*** INFORMATION GIVEN ***
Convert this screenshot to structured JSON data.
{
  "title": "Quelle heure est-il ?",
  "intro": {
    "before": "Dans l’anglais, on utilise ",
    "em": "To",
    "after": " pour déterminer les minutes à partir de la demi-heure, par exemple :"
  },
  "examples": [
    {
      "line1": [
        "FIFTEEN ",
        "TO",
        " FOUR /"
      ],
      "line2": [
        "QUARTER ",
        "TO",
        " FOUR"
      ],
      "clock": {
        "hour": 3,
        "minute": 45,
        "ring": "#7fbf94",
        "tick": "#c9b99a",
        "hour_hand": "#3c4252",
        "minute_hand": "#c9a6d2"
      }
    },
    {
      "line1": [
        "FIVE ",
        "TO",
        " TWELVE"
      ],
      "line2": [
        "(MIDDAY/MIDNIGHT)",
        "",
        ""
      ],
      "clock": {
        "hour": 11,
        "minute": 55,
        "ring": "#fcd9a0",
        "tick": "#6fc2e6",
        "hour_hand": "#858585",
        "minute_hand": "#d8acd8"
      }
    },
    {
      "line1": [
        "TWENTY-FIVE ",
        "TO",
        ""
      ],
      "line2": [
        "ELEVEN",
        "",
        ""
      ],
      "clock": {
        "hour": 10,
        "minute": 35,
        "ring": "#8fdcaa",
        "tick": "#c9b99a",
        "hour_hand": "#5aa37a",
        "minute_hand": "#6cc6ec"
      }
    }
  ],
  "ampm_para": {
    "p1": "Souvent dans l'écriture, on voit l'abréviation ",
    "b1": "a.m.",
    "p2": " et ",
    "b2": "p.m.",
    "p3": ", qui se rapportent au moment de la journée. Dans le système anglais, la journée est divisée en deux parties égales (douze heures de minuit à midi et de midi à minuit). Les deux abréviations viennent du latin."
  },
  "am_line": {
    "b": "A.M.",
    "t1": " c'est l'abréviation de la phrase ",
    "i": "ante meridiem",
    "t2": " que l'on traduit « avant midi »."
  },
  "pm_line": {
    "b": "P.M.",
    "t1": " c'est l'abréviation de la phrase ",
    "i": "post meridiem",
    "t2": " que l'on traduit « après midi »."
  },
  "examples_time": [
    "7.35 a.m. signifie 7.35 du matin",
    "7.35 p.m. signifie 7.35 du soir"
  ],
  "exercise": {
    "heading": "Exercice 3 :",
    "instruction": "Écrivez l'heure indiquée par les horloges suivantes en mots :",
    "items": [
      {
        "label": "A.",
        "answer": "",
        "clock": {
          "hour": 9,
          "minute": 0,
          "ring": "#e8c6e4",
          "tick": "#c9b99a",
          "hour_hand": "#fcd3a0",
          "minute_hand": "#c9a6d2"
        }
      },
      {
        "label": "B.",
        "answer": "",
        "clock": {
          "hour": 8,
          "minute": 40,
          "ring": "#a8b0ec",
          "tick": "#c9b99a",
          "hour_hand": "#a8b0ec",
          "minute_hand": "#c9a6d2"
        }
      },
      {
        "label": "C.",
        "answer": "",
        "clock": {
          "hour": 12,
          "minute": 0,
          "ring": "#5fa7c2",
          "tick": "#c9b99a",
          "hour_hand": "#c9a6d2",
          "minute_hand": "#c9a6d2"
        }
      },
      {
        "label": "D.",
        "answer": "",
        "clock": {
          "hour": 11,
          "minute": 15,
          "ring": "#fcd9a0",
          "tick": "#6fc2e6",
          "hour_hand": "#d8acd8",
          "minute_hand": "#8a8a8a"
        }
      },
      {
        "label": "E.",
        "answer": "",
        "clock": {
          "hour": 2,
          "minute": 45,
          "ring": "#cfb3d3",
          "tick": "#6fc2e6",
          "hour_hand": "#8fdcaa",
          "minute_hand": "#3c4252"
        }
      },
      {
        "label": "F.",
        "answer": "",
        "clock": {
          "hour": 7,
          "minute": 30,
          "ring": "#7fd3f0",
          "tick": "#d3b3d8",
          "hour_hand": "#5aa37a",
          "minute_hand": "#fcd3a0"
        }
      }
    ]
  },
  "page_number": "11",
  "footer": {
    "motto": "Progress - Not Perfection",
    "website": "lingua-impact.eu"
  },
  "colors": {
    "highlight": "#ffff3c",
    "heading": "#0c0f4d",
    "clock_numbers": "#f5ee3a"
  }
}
***
§ **EXERCISE PROMPT**: Return each line of the records above exactly as it reads.

§ **WRITTEN RESPONSE**:
Convert this screenshot to structured JSON data.
{
  "title": "Quelle heure est-il ?",
  "intro": {
    "before": "Dans l’anglais, on utilise ",
    "em": "To",
    "after": " pour déterminer les minutes à partir de la demi-heure, par exemple :"
  },
  "examples": [
    {
      "line1": [
        "FIFTEEN ",
        "TO",
        " FOUR /"
      ],
      "line2": [
        "QUARTER ",
        "TO",
        " FOUR"
      ],
      "clock": {
        "hour": 3,
        "minute": 45,
        "ring": "#7fbf94",
        "tick": "#c9b99a",
        "hour_hand": "#3c4252",
        "minute_hand": "#c9a6d2"
      }
    },
    {
      "line1": [
        "FIVE ",
        "TO",
        " TWELVE"
      ],
      "line2": [
        "(MIDDAY/MIDNIGHT)",
        "",
        ""
      ],
      "clock": {
        "hour": 11,
        "minute": 55,
        "ring": "#fcd9a0",
        "tick": "#6fc2e6",
        "hour_hand": "#858585",
        "minute_hand": "#d8acd8"
      }
    },
    {
      "line1": [
        "TWENTY-FIVE ",
        "TO",
        ""
      ],
      "line2": [
        "ELEVEN",
        "",
        ""
      ],
      "clock": {
        "hour": 10,
        "minute": 35,
        "ring": "#8fdcaa",
        "tick": "#c9b99a",
        "hour_hand": "#5aa37a",
        "minute_hand": "#6cc6ec"
      }
    }
  ],
  "ampm_para": {
    "p1": "Souvent dans l'écriture, on voit l'abréviation ",
    "b1": "a.m.",
    "p2": " et ",
    "b2": "p.m.",
    "p3": ", qui se rapportent au moment de la journée. Dans le système anglais, la journée est divisée en deux parties égales (douze heures de minuit à midi et de midi à minuit). Les deux abréviations viennent du latin."
  },
  "am_line": {
    "b": "A.M.",
    "t1": " c'est l'abréviation de la phrase ",
    "i": "ante meridiem",
    "t2": " que l'on traduit « avant midi »."
  },
  "pm_line": {
    "b": "P.M.",
    "t1": " c'est l'abréviation de la phrase ",
    "i": "post meridiem",
    "t2": " que l'on traduit « après midi »."
  },
  "examples_time": [
    "7.35 a.m. signifie 7.35 du matin",
    "7.35 p.m. signifie 7.35 du soir"
  ],
  "exercise": {
    "heading": "Exercice 3 :",
    "instruction": "Écrivez l'heure indiquée par les horloges suivantes en mots :",
    "items": [
      {
        "label": "A.",
        "answer": "",
        "clock": {
          "hour": 9,
          "minute": 0,
          "ring": "#e8c6e4",
          "tick": "#c9b99a",
          "hour_hand": "#fcd3a0",
          "minute_hand": "#c9a6d2"
        }
      },
      {
        "label": "B.",
        "answer": "",
        "clock": {
          "hour": 8,
          "minute": 40,
          "ring": "#a8b0ec",
          "tick": "#c9b99a",
          "hour_hand": "#a8b0ec",
          "minute_hand": "#c9a6d2"
        }
      },
      {
        "label": "C.",
        "answer": "",
        "clock": {
          "hour": 12,
          "minute": 0,
          "ring": "#5fa7c2",
          "tick": "#c9b99a",
          "hour_hand": "#c9a6d2",
          "minute_hand": "#c9a6d2"
        }
      },
      {
        "label": "D.",
        "answer": "",
        "clock": {
          "hour": 11,
          "minute": 15,
          "ring": "#fcd9a0",
          "tick": "#6fc2e6",
          "hour_hand": "#d8acd8",
          "minute_hand": "#8a8a8a"
        }
      },
      {
        "label": "E.",
        "answer": "",
        "clock": {
          "hour": 2,
          "minute": 45,
          "ring": "#cfb3d3",
          "tick": "#6fc2e6",
          "hour_hand": "#8fdcaa",
          "minute_hand": "#3c4252"
        }
      },
      {
        "label": "F.",
        "answer": "",
        "clock": {
          "hour": 7,
          "minute": 30,
          "ring": "#7fd3f0",
          "tick": "#d3b3d8",
          "hour_hand": "#5aa37a",
          "minute_hand": "#fcd3a0"
        }
      }
    ]
  },
  "page_number": "11",
  "footer": {
    "motto": "Progress - Not Perfection",
    "website": "lingua-impact.eu"
  },
  "colors": {
    "highlight": "#ffff3c",
    "heading": "#0c0f4d",
    "clock_numbers": "#f5ee3a"
  }
}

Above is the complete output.